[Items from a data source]
========

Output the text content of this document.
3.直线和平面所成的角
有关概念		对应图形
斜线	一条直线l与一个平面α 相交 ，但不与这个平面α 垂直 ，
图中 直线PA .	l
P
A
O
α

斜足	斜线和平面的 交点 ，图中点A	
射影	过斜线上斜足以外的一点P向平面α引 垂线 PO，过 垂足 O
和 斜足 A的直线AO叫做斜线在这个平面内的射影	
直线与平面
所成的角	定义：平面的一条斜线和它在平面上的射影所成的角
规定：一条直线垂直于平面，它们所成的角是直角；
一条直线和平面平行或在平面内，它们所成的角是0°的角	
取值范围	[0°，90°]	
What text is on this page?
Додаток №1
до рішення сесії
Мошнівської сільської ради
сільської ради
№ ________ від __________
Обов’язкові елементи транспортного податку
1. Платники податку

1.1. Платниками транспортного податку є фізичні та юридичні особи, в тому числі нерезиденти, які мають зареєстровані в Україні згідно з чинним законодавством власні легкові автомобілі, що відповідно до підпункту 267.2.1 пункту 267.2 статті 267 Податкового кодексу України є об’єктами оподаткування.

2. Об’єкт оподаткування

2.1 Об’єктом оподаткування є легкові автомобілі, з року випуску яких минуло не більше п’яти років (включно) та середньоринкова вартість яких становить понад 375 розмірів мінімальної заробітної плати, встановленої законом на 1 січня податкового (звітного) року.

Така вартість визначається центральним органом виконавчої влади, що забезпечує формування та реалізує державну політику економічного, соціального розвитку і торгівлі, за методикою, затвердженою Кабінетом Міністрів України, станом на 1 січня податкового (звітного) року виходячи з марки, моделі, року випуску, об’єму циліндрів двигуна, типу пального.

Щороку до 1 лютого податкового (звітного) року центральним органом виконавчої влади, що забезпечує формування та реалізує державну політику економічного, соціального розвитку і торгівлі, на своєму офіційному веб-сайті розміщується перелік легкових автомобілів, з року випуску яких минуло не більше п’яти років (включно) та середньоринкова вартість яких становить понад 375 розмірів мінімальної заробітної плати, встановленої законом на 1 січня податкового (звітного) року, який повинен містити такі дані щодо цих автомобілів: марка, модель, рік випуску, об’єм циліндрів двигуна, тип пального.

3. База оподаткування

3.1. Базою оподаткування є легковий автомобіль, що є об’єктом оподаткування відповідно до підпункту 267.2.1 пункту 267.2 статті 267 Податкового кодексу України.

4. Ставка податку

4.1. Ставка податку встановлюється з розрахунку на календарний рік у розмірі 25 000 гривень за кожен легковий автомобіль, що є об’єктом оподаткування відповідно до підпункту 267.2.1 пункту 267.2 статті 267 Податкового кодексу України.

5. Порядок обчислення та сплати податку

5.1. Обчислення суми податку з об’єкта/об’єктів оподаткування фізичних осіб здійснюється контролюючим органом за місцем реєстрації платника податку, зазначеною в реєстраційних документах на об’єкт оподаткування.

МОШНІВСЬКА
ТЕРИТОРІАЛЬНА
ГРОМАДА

========

◆ **Given task**:
Reply with one number: the count of lines in the entries that include the word "this".

◆ **Full output**:
2